### Problem to work on
Retype each line of the material exactly, please, skipping any picture in it.

= = = = = = =

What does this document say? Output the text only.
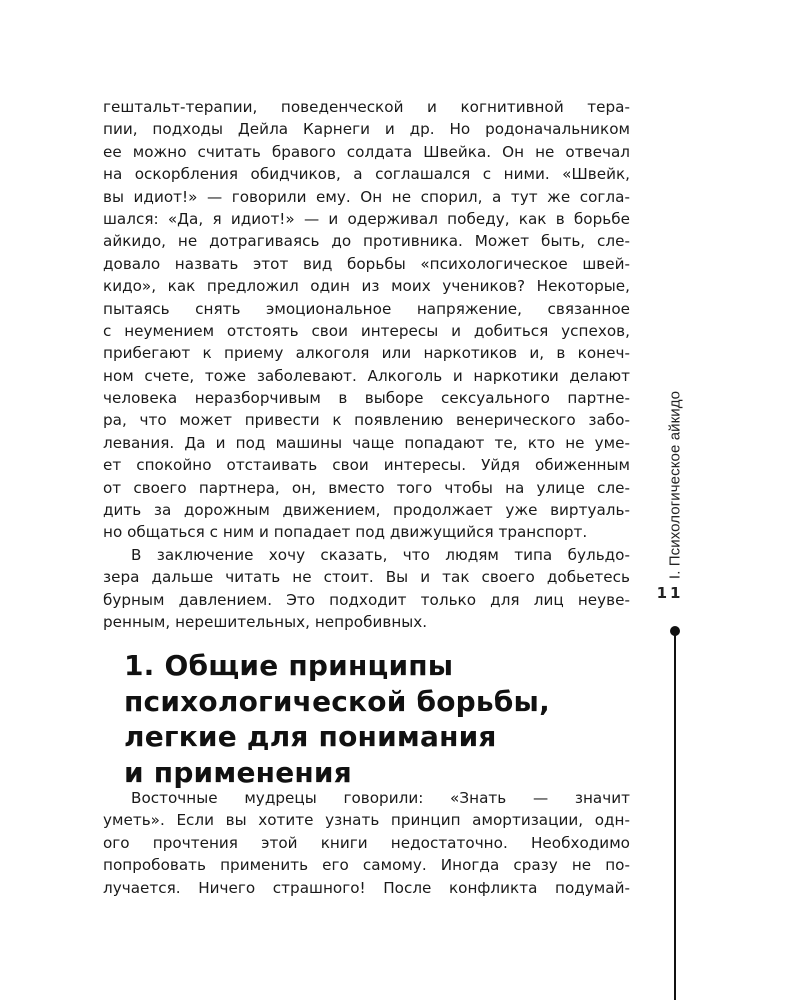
гештальт-терапии, поведенческой и когнитивной тера-
пии, подходы Дейла Карнеги и др. Но родоначальником
ее можно считать бравого солдата Швейка. Он не отвечал
на оскорбления обидчиков, а соглашался с ними. «Швейк,
вы идиот!» — говорили ему. Он не спорил, а тут же согла-
шался: «Да, я идиот!» — и одерживал победу, как в борьбе
айкидо, не дотрагиваясь до противника. Может быть, сле-
довало назвать этот вид борьбы «психологическое швей-
кидо», как предложил один из моих учеников? Некоторые,
пытаясь снять эмоциональное напряжение, связанное
с неумением отстоять свои интересы и добиться успехов,
прибегают к приему алкоголя или наркотиков и, в конеч-
ном счете, тоже заболевают. Алкоголь и наркотики делают
человека неразборчивым в выборе сексуального партне-
ра, что может привести к появлению венерического забо-
левания. Да и под машины чаще попадают те, кто не уме-
ет спокойно отстаивать свои интересы. Уйдя обиженным
от своего партнера, он, вместо того чтобы на улице сле-
дить за дорожным движением, продолжает уже виртуаль-
но общаться с ним и попадает под движущийся транспорт.
В заключение хочу сказать, что людям типа бульдо-
зера дальше читать не стоит. Вы и так своего добьетесь
бурным давлением. Это подходит только для лиц неуве-
ренным, нерешительных, непробивных.
1. Общие принципы
психологической борьбы,
легкие для понимания
и применения
Восточные мудрецы говорили: «Знать — значит
уметь». Если вы хотите узнать принцип амортизации, одн-
ого прочтения этой книги недостаточно. Необходимо
попробовать применить его самому. Иногда сразу не по-
лучается. Ничего страшного! После конфликта подумай-
I. Психологическое айкидо
11
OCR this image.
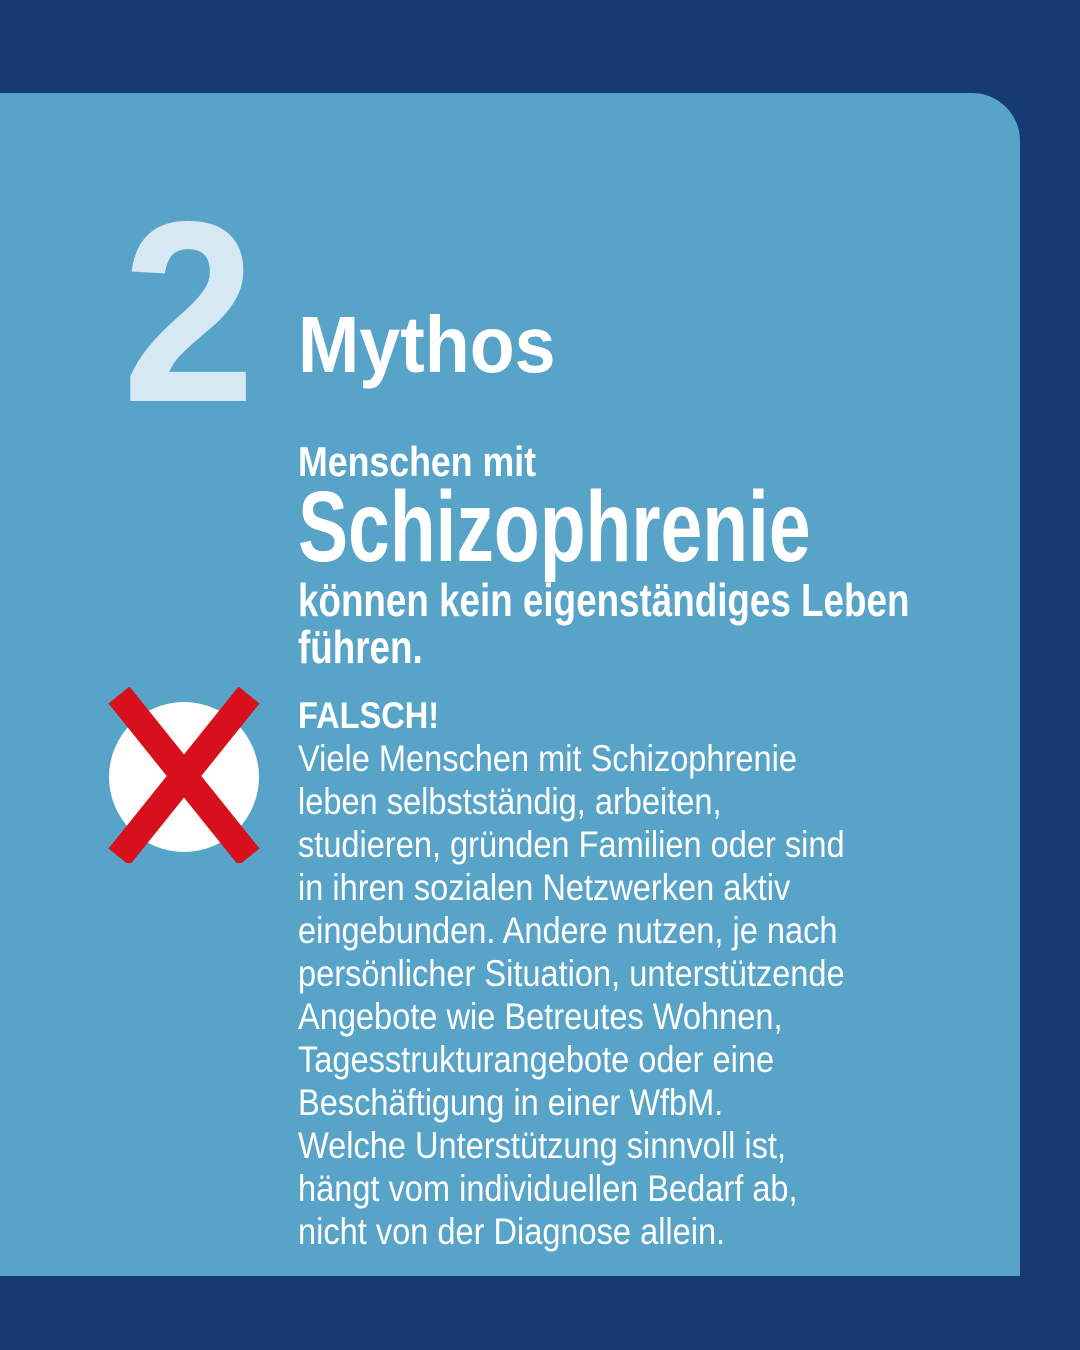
2 Mythos
Menschen mit
Schizophrenie
können kein eigenständiges Leben
führen.
FALSCH!
Viele Menschen mit Schizophrenie
leben selbstständig, arbeiten,
studieren, gründen Familien oder sind
in ihren sozialen Netzwerken aktiv
eingebunden. Andere nutzen, je nach
persönlicher Situation, unterstützende
Angebote wie Betreutes Wohnen,
Tagesstrukturangebote oder eine
Beschäftigung in einer WfbM.
Welche Unterstützung sinnvoll ist,
hängt vom individuellen Bedarf ab,
nicht von der Diagnose allein.
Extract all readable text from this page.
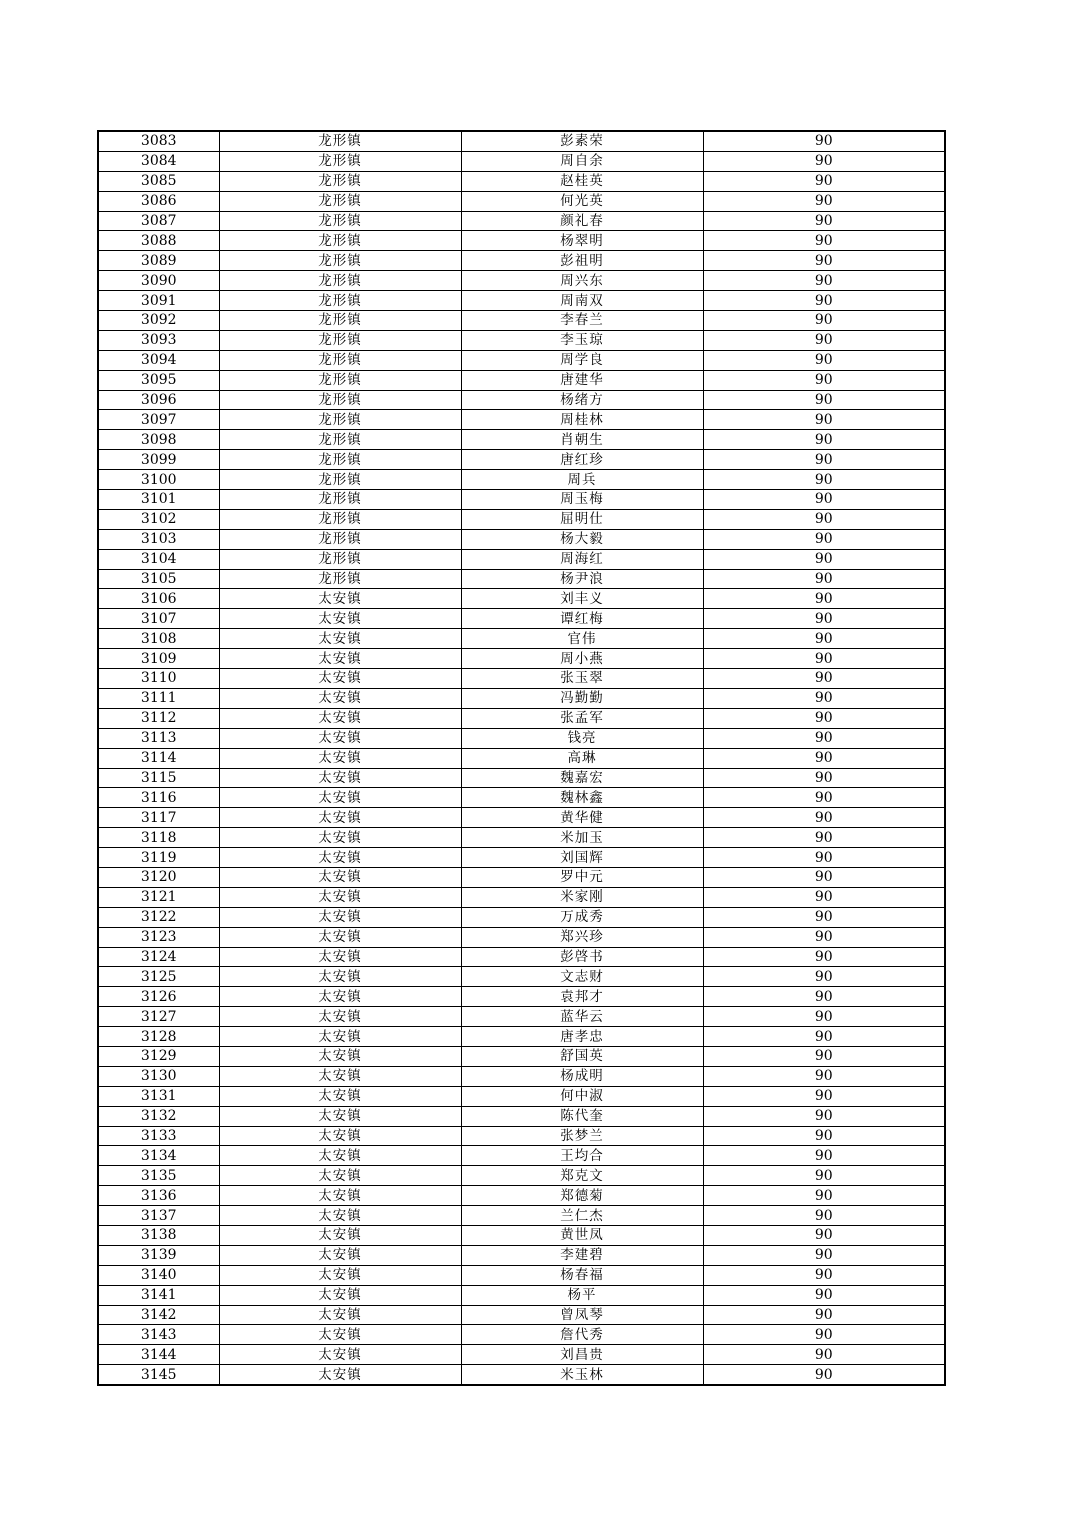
3083	龙形镇	彭素荣	90
3084	龙形镇	周自余	90
3085	龙形镇	赵桂英	90
3086	龙形镇	何光英	90
3087	龙形镇	颜礼春	90
3088	龙形镇	杨翠明	90
3089	龙形镇	彭祖明	90
3090	龙形镇	周兴东	90
3091	龙形镇	周南双	90
3092	龙形镇	李春兰	90
3093	龙形镇	李玉琼	90
3094	龙形镇	周学良	90
3095	龙形镇	唐建华	90
3096	龙形镇	杨绪方	90
3097	龙形镇	周桂林	90
3098	龙形镇	肖朝生	90
3099	龙形镇	唐红珍	90
3100	龙形镇	周兵	90
3101	龙形镇	周玉梅	90
3102	龙形镇	屈明仕	90
3103	龙形镇	杨大毅	90
3104	龙形镇	周海红	90
3105	龙形镇	杨尹浪	90
3106	太安镇	刘丰义	90
3107	太安镇	谭红梅	90
3108	太安镇	官伟	90
3109	太安镇	周小燕	90
3110	太安镇	张玉翠	90
3111	太安镇	冯勤勤	90
3112	太安镇	张孟军	90
3113	太安镇	钱亮	90
3114	太安镇	高琳	90
3115	太安镇	魏嘉宏	90
3116	太安镇	魏林鑫	90
3117	太安镇	黄华健	90
3118	太安镇	米加玉	90
3119	太安镇	刘国辉	90
3120	太安镇	罗中元	90
3121	太安镇	米家刚	90
3122	太安镇	万成秀	90
3123	太安镇	郑兴珍	90
3124	太安镇	彭啓书	90
3125	太安镇	文志财	90
3126	太安镇	袁邦才	90
3127	太安镇	蓝华云	90
3128	太安镇	唐孝忠	90
3129	太安镇	舒国英	90
3130	太安镇	杨成明	90
3131	太安镇	何中淑	90
3132	太安镇	陈代奎	90
3133	太安镇	张梦兰	90
3134	太安镇	王均合	90
3135	太安镇	郑克文	90
3136	太安镇	郑德菊	90
3137	太安镇	兰仁杰	90
3138	太安镇	黄世凤	90
3139	太安镇	李建碧	90
3140	太安镇	杨春福	90
3141	太安镇	杨平	90
3142	太安镇	曾凤琴	90
3143	太安镇	詹代秀	90
3144	太安镇	刘昌贵	90
3145	太安镇	米玉林	90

= = = = = = =

### Output of the task
What does this document say? Output the text only.
гештальт-терапии, поведенческой и когнитивной тера-
пии, подходы Дейла Карнеги и др. Но родоначальником
ее можно считать бравого солдата Швейка. Он не отвечал
на оскорбления обидчиков, а соглашался с ними. «Швейк,
вы идиот!» — говорили ему. Он не спорил, а тут же согла-
шался: «Да, я идиот!» — и одерживал победу, как в борьбе
айкидо, не дотрагиваясь до противника. Может быть, сле-
довало назвать этот вид борьбы «психологическое швей-
кидо», как предложил один из моих учеников? Некоторые,
пытаясь снять эмоциональное напряжение, связанное
с неумением отстоять свои интересы и добиться успехов,
прибегают к приему алкоголя или наркотиков и, в конеч-
ном счете, тоже заболевают. Алкоголь и наркотики делают
человека неразборчивым в выборе сексуального партне-
ра, что может привести к появлению венерического забо-
левания. Да и под машины чаще попадают те, кто не уме-
ет спокойно отстаивать свои интересы. Уйдя обиженным
от своего партнера, он, вместо того чтобы на улице сле-
дить за дорожным движением, продолжает уже виртуаль-
но общаться с ним и попадает под движущийся транспорт.
В заключение хочу сказать, что людям типа бульдо-
зера дальше читать не стоит. Вы и так своего добьетесь
бурным давлением. Это подходит только для лиц неуве-
ренным, нерешительных, непробивных.
1. Общие принципы
психологической борьбы,
легкие для понимания
и применения
Восточные мудрецы говорили: «Знать — значит
уметь». Если вы хотите узнать принцип амортизации, одн-
ого прочтения этой книги недостаточно. Необходимо
попробовать применить его самому. Иногда сразу не по-
лучается. Ничего страшного! После конфликта подумай-
I. Психологическое айкидо
11
OCR this image.
2 Mythos
Menschen mit
Schizophrenie
können kein eigenständiges Leben
führen.
FALSCH!
Viele Menschen mit Schizophrenie
leben selbstständig, arbeiten,
studieren, gründen Familien oder sind
in ihren sozialen Netzwerken aktiv
eingebunden. Andere nutzen, je nach
persönlicher Situation, unterstützende
Angebote wie Betreutes Wohnen,
Tagesstrukturangebote oder eine
Beschäftigung in einer WfbM.
Welche Unterstützung sinnvoll ist,
hängt vom individuellen Bedarf ab,
nicht von der Diagnose allein.
Extract all readable text from this page.
3083	龙形镇	彭素荣	90
3084	龙形镇	周自余	90
3085	龙形镇	赵桂英	90
3086	龙形镇	何光英	90
3087	龙形镇	颜礼春	90
3088	龙形镇	杨翠明	90
3089	龙形镇	彭祖明	90
3090	龙形镇	周兴东	90
3091	龙形镇	周南双	90
3092	龙形镇	李春兰	90
3093	龙形镇	李玉琼	90
3094	龙形镇	周学良	90
3095	龙形镇	唐建华	90
3096	龙形镇	杨绪方	90
3097	龙形镇	周桂林	90
3098	龙形镇	肖朝生	90
3099	龙形镇	唐红珍	90
3100	龙形镇	周兵	90
3101	龙形镇	周玉梅	90
3102	龙形镇	屈明仕	90
3103	龙形镇	杨大毅	90
3104	龙形镇	周海红	90
3105	龙形镇	杨尹浪	90
3106	太安镇	刘丰义	90
3107	太安镇	谭红梅	90
3108	太安镇	官伟	90
3109	太安镇	周小燕	90
3110	太安镇	张玉翠	90
3111	太安镇	冯勤勤	90
3112	太安镇	张孟军	90
3113	太安镇	钱亮	90
3114	太安镇	高琳	90
3115	太安镇	魏嘉宏	90
3116	太安镇	魏林鑫	90
3117	太安镇	黄华健	90
3118	太安镇	米加玉	90
3119	太安镇	刘国辉	90
3120	太安镇	罗中元	90
3121	太安镇	米家刚	90
3122	太安镇	万成秀	90
3123	太安镇	郑兴珍	90
3124	太安镇	彭啓书	90
3125	太安镇	文志财	90
3126	太安镇	袁邦才	90
3127	太安镇	蓝华云	90
3128	太安镇	唐孝忠	90
3129	太安镇	舒国英	90
3130	太安镇	杨成明	90
3131	太安镇	何中淑	90
3132	太安镇	陈代奎	90
3133	太安镇	张梦兰	90
3134	太安镇	王均合	90
3135	太安镇	郑克文	90
3136	太安镇	郑德菊	90
3137	太安镇	兰仁杰	90
3138	太安镇	黄世凤	90
3139	太安镇	李建碧	90
3140	太安镇	杨春福	90
3141	太安镇	杨平	90
3142	太安镇	曾凤琴	90
3143	太安镇	詹代秀	90
3144	太安镇	刘昌贵	90
3145	太安镇	米玉林	90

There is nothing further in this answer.